_Problem to work on_. Check each line below for the word "JSON" and give the number of lines that have it, nothing more.

_Data provided_.
◇ ◇ ◇ ◇
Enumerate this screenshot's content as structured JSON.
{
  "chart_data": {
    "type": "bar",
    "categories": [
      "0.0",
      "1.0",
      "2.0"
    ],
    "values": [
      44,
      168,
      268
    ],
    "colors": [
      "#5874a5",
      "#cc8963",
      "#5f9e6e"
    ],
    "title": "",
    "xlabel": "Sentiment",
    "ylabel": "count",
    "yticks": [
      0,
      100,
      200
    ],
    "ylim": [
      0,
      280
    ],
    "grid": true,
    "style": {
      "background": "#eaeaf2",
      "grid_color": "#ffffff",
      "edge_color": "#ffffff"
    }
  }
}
◇ ◇ ◇ ◇
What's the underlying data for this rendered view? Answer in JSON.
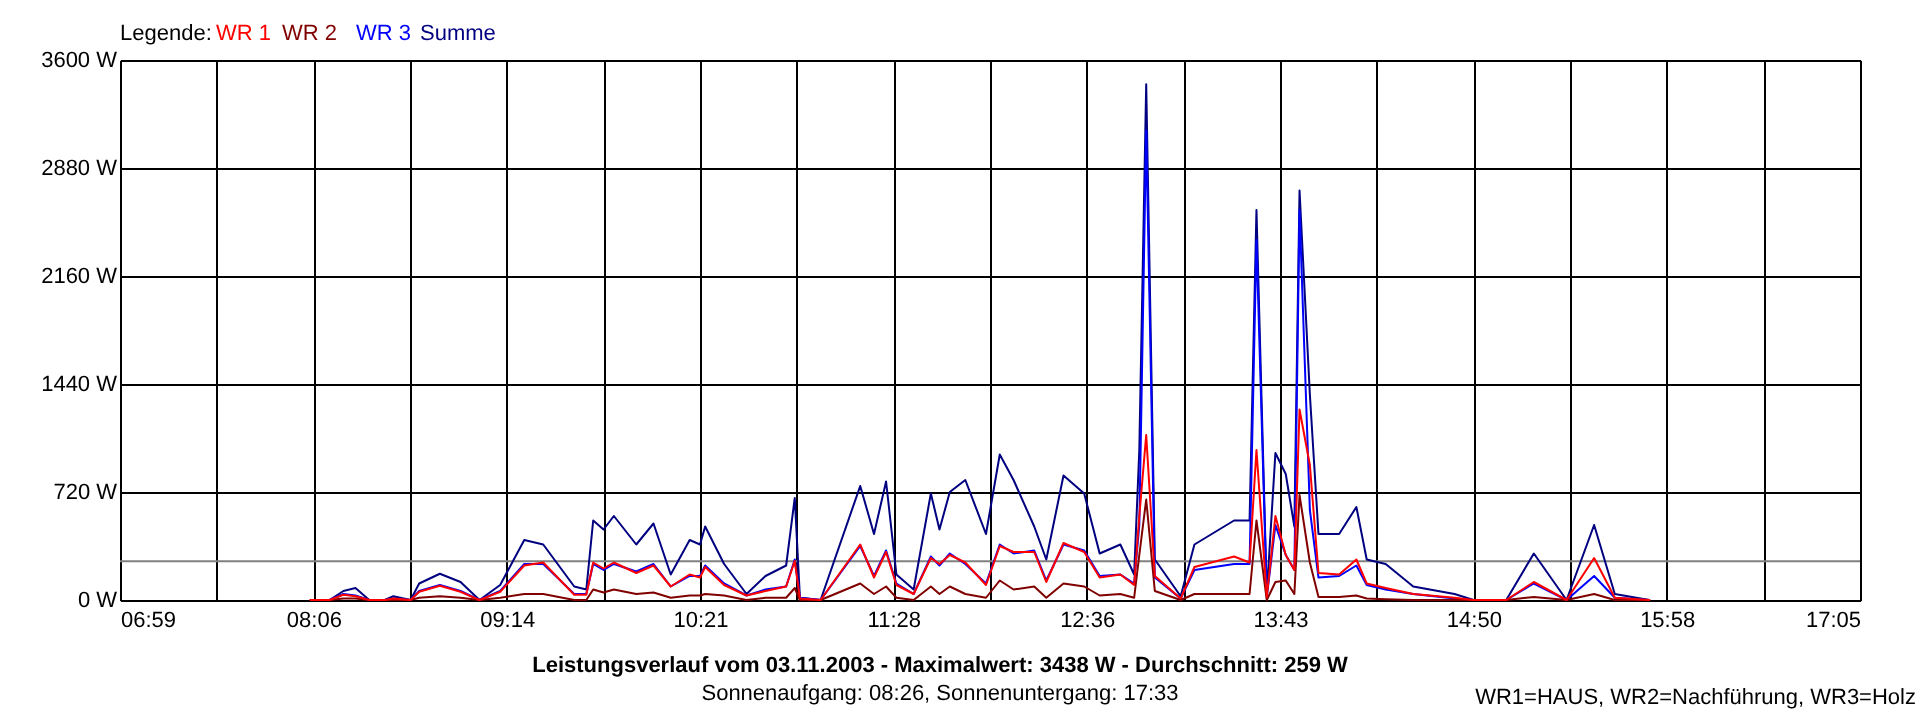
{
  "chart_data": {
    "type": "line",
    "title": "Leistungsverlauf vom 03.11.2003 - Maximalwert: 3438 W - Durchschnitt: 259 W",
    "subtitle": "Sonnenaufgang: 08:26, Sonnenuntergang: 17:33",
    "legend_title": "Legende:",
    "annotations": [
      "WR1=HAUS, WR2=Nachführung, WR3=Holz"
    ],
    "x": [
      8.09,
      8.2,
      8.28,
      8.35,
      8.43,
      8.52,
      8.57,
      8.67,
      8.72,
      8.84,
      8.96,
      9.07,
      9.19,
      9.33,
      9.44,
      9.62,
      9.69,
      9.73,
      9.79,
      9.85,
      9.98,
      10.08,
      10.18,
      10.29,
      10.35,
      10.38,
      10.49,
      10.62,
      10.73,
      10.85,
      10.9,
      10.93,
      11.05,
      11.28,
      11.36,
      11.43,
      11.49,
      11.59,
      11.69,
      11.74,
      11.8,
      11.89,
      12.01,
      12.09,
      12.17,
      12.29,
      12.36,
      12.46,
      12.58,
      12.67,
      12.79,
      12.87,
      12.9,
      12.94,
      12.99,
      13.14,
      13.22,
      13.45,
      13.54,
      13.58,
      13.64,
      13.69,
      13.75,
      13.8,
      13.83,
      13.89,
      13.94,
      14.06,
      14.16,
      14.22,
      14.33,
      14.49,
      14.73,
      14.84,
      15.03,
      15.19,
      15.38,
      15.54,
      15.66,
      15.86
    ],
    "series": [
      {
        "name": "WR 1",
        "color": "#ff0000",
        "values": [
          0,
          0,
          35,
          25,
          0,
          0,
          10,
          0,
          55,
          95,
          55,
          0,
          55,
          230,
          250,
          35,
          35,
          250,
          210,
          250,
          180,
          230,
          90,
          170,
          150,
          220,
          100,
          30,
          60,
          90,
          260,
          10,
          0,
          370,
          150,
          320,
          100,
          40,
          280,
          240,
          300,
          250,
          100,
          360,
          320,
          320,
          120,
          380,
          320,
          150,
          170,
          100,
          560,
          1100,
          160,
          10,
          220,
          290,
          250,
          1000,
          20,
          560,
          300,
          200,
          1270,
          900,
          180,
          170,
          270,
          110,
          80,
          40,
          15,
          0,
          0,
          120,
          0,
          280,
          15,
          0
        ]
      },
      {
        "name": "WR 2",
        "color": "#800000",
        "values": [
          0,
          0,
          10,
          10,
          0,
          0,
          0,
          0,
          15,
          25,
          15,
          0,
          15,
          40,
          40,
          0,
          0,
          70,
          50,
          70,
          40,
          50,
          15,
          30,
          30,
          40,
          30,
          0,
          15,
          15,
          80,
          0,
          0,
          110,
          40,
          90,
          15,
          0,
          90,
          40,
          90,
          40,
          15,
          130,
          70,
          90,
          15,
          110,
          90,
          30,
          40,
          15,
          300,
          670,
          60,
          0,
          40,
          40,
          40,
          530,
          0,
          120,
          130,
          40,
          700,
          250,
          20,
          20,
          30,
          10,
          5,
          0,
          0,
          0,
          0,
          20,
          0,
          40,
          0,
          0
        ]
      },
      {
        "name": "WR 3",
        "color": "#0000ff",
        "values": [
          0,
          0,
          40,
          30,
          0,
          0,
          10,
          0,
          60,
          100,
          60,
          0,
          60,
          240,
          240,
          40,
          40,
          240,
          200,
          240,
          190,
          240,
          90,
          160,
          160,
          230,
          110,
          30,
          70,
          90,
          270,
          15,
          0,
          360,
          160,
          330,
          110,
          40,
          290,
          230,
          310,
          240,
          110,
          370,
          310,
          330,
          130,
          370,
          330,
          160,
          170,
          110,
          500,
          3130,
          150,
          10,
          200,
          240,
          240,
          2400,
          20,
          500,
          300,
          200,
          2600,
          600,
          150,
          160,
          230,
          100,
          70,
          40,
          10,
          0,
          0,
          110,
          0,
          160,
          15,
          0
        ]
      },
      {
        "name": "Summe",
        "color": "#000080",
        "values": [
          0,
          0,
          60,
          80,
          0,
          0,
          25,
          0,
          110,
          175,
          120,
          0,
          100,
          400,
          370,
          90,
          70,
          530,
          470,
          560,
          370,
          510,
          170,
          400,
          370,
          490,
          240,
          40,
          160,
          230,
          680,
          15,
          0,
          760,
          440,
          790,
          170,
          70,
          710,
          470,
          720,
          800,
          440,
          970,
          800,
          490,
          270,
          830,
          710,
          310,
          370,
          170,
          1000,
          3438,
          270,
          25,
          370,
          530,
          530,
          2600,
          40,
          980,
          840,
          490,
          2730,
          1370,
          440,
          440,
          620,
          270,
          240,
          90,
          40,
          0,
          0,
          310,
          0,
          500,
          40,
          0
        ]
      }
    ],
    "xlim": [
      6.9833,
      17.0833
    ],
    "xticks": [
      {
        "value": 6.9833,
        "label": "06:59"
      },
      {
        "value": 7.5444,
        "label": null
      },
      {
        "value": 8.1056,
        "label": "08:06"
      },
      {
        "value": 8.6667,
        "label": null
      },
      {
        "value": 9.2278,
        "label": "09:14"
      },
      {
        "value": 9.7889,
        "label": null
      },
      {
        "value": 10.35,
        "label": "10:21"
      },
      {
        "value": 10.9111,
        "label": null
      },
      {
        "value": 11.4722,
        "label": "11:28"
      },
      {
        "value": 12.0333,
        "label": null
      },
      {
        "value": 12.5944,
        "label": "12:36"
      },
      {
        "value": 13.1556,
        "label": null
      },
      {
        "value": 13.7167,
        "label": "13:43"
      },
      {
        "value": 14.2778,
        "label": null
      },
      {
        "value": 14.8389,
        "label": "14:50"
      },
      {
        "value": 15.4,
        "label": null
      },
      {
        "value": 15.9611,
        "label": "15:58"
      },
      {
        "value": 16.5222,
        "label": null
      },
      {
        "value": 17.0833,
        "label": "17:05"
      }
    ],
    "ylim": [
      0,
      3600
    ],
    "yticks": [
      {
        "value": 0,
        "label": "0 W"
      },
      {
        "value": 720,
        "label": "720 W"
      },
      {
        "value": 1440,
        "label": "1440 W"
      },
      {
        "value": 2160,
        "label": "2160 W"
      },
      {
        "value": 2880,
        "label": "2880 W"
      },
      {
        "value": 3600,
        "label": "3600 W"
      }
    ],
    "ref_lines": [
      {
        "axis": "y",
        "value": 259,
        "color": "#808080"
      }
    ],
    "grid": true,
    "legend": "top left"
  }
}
◇ ◇ ◇ ◇
_Reply to the exercise_. 2